▸ **TASKS**:
1. Which sentences in the workplace incident analysis passage contain an em dash? Quote each one in full.
2. Answer these questions about the workplace incident analysis passage:
(a) What can incident analyses minimize, even though they can’t avoid looking back in time?
(b) According to research, what is human performance fundamentally embedded in?
(c) For an assessment of worker action in an injury event to be meaningful, what must it be made in reference to?
3. Proceed with the workplace incident analysis passage, picking up after its final sentence.

Sort of. Workplace incident analyses can’t avoid looking back in time, but they can minimize problems associated with a “hindsight mentality.” The goal is to focus on how people’s actions and decisions may have made sense at the time, and the key is to move assessments of worker actions back into the flow of events of which they were part—and which helped bring them forth.
In order to understand how human error or action may have contributed to an incident, investigators need to step into the past themselves. Human performance is fundamentally embedded in—and systematically connected to—the situation in which it takes place, research shows. Human errors are not made in isolation—they are connected to the tools they work with and the environment they operate in. An assessment of worker action in an injury event, therefore, is only meaningful if it is made in reference to the environment in which the worker performed his or her actions.

▸ **DATA LISTING**:
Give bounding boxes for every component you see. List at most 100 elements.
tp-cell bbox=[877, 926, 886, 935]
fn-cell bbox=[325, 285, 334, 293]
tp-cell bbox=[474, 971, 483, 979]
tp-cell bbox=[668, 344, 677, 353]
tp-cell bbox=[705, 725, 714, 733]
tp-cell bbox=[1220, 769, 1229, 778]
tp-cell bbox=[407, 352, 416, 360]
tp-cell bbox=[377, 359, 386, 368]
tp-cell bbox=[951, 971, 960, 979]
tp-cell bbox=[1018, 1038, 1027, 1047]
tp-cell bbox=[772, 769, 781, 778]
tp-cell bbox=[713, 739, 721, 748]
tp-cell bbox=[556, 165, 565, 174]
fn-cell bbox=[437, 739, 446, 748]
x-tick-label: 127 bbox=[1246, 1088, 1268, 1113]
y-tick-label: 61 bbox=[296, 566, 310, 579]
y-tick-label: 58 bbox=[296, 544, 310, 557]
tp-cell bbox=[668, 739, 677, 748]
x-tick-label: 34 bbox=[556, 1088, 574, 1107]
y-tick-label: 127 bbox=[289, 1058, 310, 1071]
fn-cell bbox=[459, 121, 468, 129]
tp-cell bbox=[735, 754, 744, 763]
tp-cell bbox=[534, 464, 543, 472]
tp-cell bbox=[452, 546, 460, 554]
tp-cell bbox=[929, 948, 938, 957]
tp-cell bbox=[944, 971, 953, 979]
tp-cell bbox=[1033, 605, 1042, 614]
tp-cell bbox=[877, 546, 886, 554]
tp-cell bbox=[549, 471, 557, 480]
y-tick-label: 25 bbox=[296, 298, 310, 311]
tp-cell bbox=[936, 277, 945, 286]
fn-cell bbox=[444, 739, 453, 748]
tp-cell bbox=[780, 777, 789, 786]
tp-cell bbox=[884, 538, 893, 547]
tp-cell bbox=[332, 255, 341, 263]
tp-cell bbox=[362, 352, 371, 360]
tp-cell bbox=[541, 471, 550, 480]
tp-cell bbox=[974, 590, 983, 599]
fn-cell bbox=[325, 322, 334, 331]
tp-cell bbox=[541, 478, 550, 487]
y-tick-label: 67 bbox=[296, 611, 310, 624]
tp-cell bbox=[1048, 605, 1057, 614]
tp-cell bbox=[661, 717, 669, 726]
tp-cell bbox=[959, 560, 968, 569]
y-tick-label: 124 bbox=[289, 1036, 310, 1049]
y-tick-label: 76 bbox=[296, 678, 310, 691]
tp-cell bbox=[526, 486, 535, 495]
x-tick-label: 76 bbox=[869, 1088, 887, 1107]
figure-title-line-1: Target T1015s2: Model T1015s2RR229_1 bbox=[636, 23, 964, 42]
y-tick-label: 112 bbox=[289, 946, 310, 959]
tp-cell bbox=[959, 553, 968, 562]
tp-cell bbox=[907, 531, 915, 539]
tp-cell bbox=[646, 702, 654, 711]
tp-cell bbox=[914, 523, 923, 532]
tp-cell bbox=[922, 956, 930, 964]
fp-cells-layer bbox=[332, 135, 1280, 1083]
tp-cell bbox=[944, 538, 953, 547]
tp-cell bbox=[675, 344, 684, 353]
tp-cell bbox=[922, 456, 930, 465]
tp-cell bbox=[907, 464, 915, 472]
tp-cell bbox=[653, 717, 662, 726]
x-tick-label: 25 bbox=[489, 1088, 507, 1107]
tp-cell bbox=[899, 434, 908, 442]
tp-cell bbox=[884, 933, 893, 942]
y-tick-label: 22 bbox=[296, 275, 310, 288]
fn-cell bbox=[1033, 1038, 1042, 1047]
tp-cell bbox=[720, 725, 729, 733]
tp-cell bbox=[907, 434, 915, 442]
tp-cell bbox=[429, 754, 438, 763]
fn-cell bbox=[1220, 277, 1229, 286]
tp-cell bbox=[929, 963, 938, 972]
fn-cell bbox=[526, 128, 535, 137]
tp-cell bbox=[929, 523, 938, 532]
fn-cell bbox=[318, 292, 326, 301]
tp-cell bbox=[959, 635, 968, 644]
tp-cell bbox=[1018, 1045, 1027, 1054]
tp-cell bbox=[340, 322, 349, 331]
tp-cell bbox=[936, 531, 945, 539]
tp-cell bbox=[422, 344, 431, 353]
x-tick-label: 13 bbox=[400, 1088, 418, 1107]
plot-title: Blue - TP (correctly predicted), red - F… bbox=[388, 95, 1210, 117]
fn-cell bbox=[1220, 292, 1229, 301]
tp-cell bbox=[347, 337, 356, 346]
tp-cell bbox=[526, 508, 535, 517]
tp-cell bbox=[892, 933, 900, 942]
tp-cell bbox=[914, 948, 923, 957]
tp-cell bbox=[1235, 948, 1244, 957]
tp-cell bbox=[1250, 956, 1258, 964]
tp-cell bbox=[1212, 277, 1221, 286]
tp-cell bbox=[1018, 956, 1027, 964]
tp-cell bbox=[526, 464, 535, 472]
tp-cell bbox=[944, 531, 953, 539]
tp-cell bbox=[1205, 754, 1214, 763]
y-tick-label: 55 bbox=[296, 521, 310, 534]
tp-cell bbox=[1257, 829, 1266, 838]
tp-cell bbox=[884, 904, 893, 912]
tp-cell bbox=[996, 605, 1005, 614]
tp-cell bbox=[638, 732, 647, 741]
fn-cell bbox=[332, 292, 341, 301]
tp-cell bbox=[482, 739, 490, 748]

▸ **PER-TASK ANSWERS**:
1.
1. "The goal is to focus on how people’s actions and decisions may have made sense at the time, and the key is to move assessments of worker actions back into the flow of events of which they were part—and which helped bring them forth."
2. "Human performance is fundamentally embedded in—and systematically connected to—the situation in which it takes place, research shows."
3. "Human errors are not made in isolation—they are connected to the tools they work with and the environment they operate in."

2.
(a) Problems associated with a “hindsight mentality.”
(b) The situation in which it takes place.
(c) The environment in which the worker performed his or her actions.

3.
6 Best Practices for Safety Investigations
How can you do it? Here are several helpful ideas outlined in safety research and by safety consultants we interviewed:
- Begin by adopting the “local rationality principle.” That is, start with a mindset that—at the time of the accident under investigation—workers were probably doing reasonable things given their point of view, their available knowledge, their objectives, and their available resources.
- Identify “shiftmarkers.” There is often a point in events leading to an accident where a worker realizes that the situation is different from what they believed it to be previously. These shifts are markers that investigators should focus on to understand what was unfolding around workers that they may have been responding to.
- Use time and/or space to organize investigations and describe activities and events. Worker actions unfold over time and in some physical space. By organizing data spatially and temporally—through the use of maps, timelines, or both—it can be easier to couple workers’ behavior to the process and location at the time of the incident. Such organization often yields further clues about why wrong actions may have made sense to people, say researchers.
- Identify the start point of your investigation. Technically, there is no such thing as the “beginning” of a workplace incident. For example, you might trace a current mistake all the way back to when senior leaders wrote the company mission statement and left out any reference to safety. Of course, an injury investigation has to start somewhere and making it clear where that is—and explaining the choice—puts a human performance investigation in a proper framework.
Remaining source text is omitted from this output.